Aim: Skip the pictures. Reproduce all other material exactly.
++++++++++
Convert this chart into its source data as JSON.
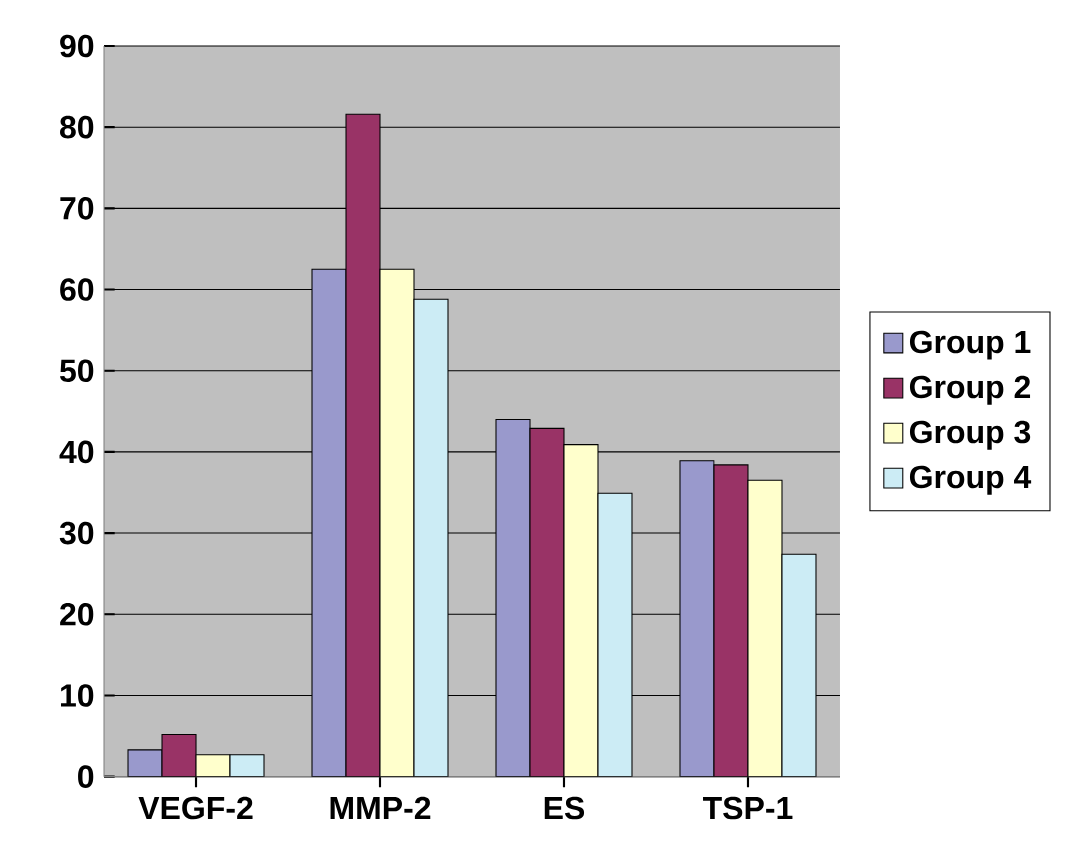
{
  "chart_data": {
    "type": "bar",
    "categories": [
      "VEGF-2",
      "MMP-2",
      "ES",
      "TSP-1"
    ],
    "series": [
      {
        "name": "Group 1",
        "color": "#9999cc",
        "values": [
          3.3,
          62.5,
          44,
          38.9
        ]
      },
      {
        "name": "Group 2",
        "color": "#993366",
        "values": [
          5.2,
          81.6,
          42.9,
          38.4
        ]
      },
      {
        "name": "Group 3",
        "color": "#ffffcc",
        "values": [
          2.7,
          62.5,
          40.9,
          36.5
        ]
      },
      {
        "name": "Group 4",
        "color": "#ccecf5",
        "values": [
          2.7,
          58.8,
          34.9,
          27.4
        ]
      }
    ],
    "ylim": [
      0,
      90
    ],
    "yticks": [
      0,
      10,
      20,
      30,
      40,
      50,
      60,
      70,
      80,
      90
    ],
    "grid": "y",
    "legend": "right"
  }
}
++++++++++
Exercise response:
Convert this chart into its source data as JSON.
{
  "chart_data": {
    "type": "bar",
    "categories": [
      "VEGF-2",
      "MMP-2",
      "ES",
      "TSP-1"
    ],
    "series": [
      {
        "name": "Group 1",
        "color": "#9999cc",
        "values": [
          3.3,
          62.5,
          44,
          38.9
        ]
      },
      {
        "name": "Group 2",
        "color": "#993366",
        "values": [
          5.2,
          81.6,
          42.9,
          38.4
        ]
      },
      {
        "name": "Group 3",
        "color": "#ffffcc",
        "values": [
          2.7,
          62.5,
          40.9,
          36.5
        ]
      },
      {
        "name": "Group 4",
        "color": "#ccecf5",
        "values": [
          2.7,
          58.8,
          34.9,
          27.4
        ]
      }
    ],
    "ylim": [
      0,
      90
    ],
    "yticks": [
      0,
      10,
      20,
      30,
      40,
      50,
      60,
      70,
      80,
      90
    ],
    "grid": "y",
    "legend": "right"
  }
}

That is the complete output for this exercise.